Data entries »
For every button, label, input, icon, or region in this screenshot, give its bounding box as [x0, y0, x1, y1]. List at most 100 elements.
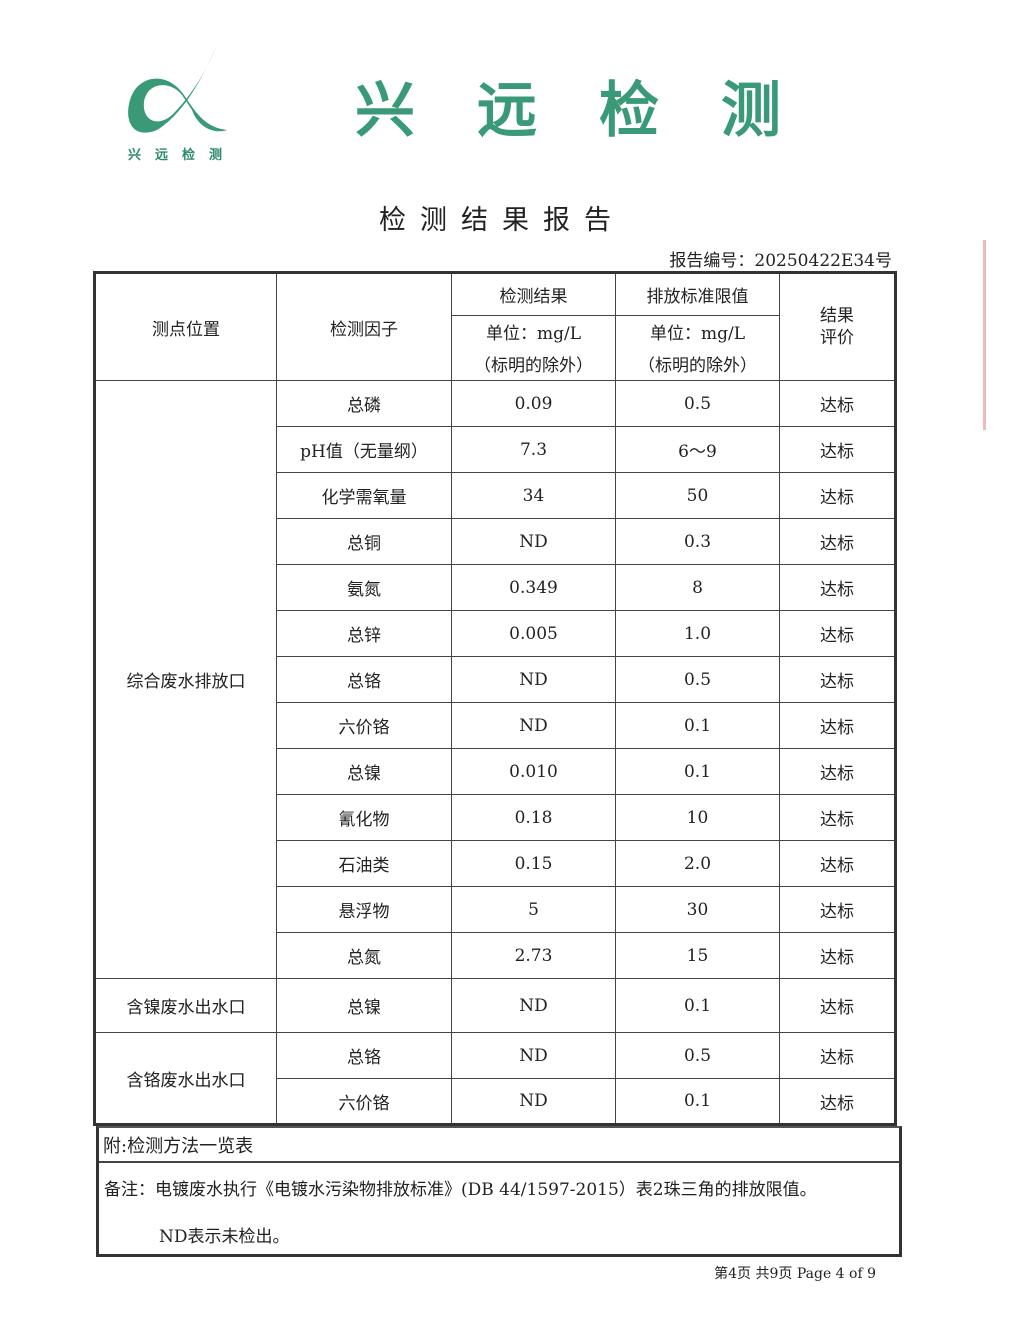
cell-evaluation: 达标 [779, 518, 896, 565]
brand-name: 兴远检测 [355, 76, 843, 146]
results-table: 测点位置 检测因子 检测结果 排放标准限值 结果评价 单位：mg/L 单位：mg… [93, 271, 897, 1126]
cell-result: 0.09 [451, 380, 616, 427]
cell-factor: 总氮 [276, 932, 452, 979]
header-evaluation: 结果评价 [779, 272, 896, 381]
cell-result: ND [451, 1078, 616, 1125]
nd-note: ND表示未检出。 [159, 1227, 290, 1247]
table-row: 总铜 ND 0.3 达标 [95, 518, 896, 565]
cell-factor: 总锌 [276, 610, 452, 657]
header-limit: 排放标准限值 [615, 272, 780, 316]
cell-result: 0.18 [451, 794, 616, 841]
cell-factor: 总铬 [276, 656, 452, 703]
cell-result: 5 [451, 886, 616, 933]
table-row: 总锌 0.005 1.0 达标 [95, 610, 896, 657]
cell-result: ND [451, 656, 616, 703]
cell-location: 含镍废水出水口 [94, 978, 277, 1033]
cell-limit: 0.5 [615, 380, 780, 427]
header-limit-unit: 单位：mg/L [615, 315, 780, 348]
cell-limit: 6～9 [615, 426, 780, 473]
cell-limit: 0.5 [615, 1032, 780, 1079]
table-row: 含铬废水出水口 总铬 ND 0.5 达标 [94, 1032, 896, 1125]
cell-result: ND [451, 1032, 616, 1079]
cell-limit: 10 [615, 794, 780, 841]
cell-factor: 六价铬 [276, 1078, 452, 1125]
company-logo [128, 45, 227, 133]
header-result-note: （标明的除外） [451, 347, 616, 381]
cell-result: ND [451, 978, 616, 1033]
cell-evaluation: 达标 [779, 932, 896, 979]
table-row: 总氮 2.73 15 达标 [95, 932, 896, 979]
header-result: 检测结果 [451, 272, 616, 316]
page-number: 第4页 共9页 Page 4 of 9 [714, 1266, 876, 1282]
cell-limit: 8 [615, 564, 780, 611]
cell-factor: 石油类 [276, 840, 452, 887]
cell-evaluation: 达标 [779, 610, 896, 657]
seal-stamp-edge [983, 240, 994, 430]
cell-limit: 0.1 [615, 748, 780, 795]
cell-evaluation: 达标 [779, 978, 896, 1033]
cell-location: 含铬废水出水口 [94, 1032, 277, 1125]
cell-evaluation: 达标 [779, 794, 896, 841]
cell-result: 34 [451, 472, 616, 519]
cell-evaluation: 达标 [779, 426, 896, 473]
cell-result: 0.005 [451, 610, 616, 657]
cell-result: 0.010 [451, 748, 616, 795]
table-row: pH值（无量纲） 7.3 6～9 达标 [95, 426, 896, 473]
cell-factor: 总铬 [276, 1032, 452, 1079]
cell-evaluation: 达标 [779, 748, 896, 795]
cell-evaluation: 达标 [779, 840, 896, 887]
cell-evaluation: 达标 [779, 886, 896, 933]
logo-text: 兴远检测 [128, 148, 237, 163]
attachment-note: 附:检测方法一览表 [99, 1128, 899, 1163]
header-factor: 检测因子 [276, 272, 452, 381]
cell-limit: 0.1 [615, 978, 780, 1033]
cell-result: 7.3 [451, 426, 616, 473]
cell-limit: 50 [615, 472, 780, 519]
cell-factor: pH值（无量纲） [276, 426, 452, 473]
cell-factor: 悬浮物 [276, 886, 452, 933]
cell-limit: 15 [615, 932, 780, 979]
table-row: 六价铬 ND 0.1 达标 [95, 1078, 896, 1125]
cell-limit: 0.1 [615, 702, 780, 749]
table-row: 氨氮 0.349 8 达标 [95, 564, 896, 611]
cell-evaluation: 达标 [779, 1078, 896, 1125]
remark-note: 备注：电镀废水执行《电镀水污染物排放标准》(DB 44/1597-2015）表2… [104, 1180, 817, 1200]
cell-factor: 化学需氧量 [276, 472, 452, 519]
cell-factor: 氨氮 [276, 564, 452, 611]
cell-limit: 0.1 [615, 1078, 780, 1125]
cell-evaluation: 达标 [779, 380, 896, 427]
table-row: 悬浮物 5 30 达标 [95, 886, 896, 933]
cell-factor: 总铜 [276, 518, 452, 565]
table-row: 综合废水排放口 总磷 0.09 0.5 达标 [94, 380, 896, 979]
cell-evaluation: 达标 [779, 564, 896, 611]
cell-result: 0.15 [451, 840, 616, 887]
cell-evaluation: 达标 [779, 656, 896, 703]
cell-result: ND [451, 518, 616, 565]
header-location: 测点位置 [94, 272, 277, 381]
header-limit-note: （标明的除外） [615, 347, 780, 381]
table-row: 含镍废水出水口 总镍 ND 0.1 达标 [94, 978, 896, 1033]
page-title: 检测结果报告 [379, 205, 625, 236]
table-row: 总镍 0.010 0.1 达标 [95, 748, 896, 795]
cell-evaluation: 达标 [779, 702, 896, 749]
cell-factor: 六价铬 [276, 702, 452, 749]
cell-result: 0.349 [451, 564, 616, 611]
cell-factor: 总镍 [276, 748, 452, 795]
cell-factor: 氰化物 [276, 794, 452, 841]
cell-evaluation: 达标 [779, 1032, 896, 1079]
cell-limit: 0.5 [615, 656, 780, 703]
cell-limit: 1.0 [615, 610, 780, 657]
table-row: 石油类 0.15 2.0 达标 [95, 840, 896, 887]
cell-limit: 30 [615, 886, 780, 933]
notes-section: 附:检测方法一览表 备注：电镀废水执行《电镀水污染物排放标准》(DB 44/15… [96, 1126, 902, 1257]
table-row: 化学需氧量 34 50 达标 [95, 472, 896, 519]
cell-location: 综合废水排放口 [94, 380, 277, 979]
cell-evaluation: 达标 [779, 472, 896, 519]
cell-result: ND [451, 702, 616, 749]
cell-factor: 总磷 [276, 380, 452, 427]
cell-limit: 2.0 [615, 840, 780, 887]
report-number: 报告编号：20250422E34号 [669, 251, 892, 271]
header-result-unit: 单位：mg/L [451, 315, 616, 348]
cell-limit: 0.3 [615, 518, 780, 565]
cell-factor: 总镍 [276, 978, 452, 1033]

Task requirements »
Locate each line in the data above that contains the string "电镀水污染物排放标准" and copy those lines in full. The match is case-sensitive.

Response to this task »
remark-note: 备注：电镀废水执行《电镀水污染物排放标准》(DB 44/1597-2015）表2… [104, 1180, 817, 1200]
notes-section: 附:检测方法一览表 备注：电镀废水执行《电镀水污染物排放标准》(DB 44/15… [96, 1126, 902, 1257]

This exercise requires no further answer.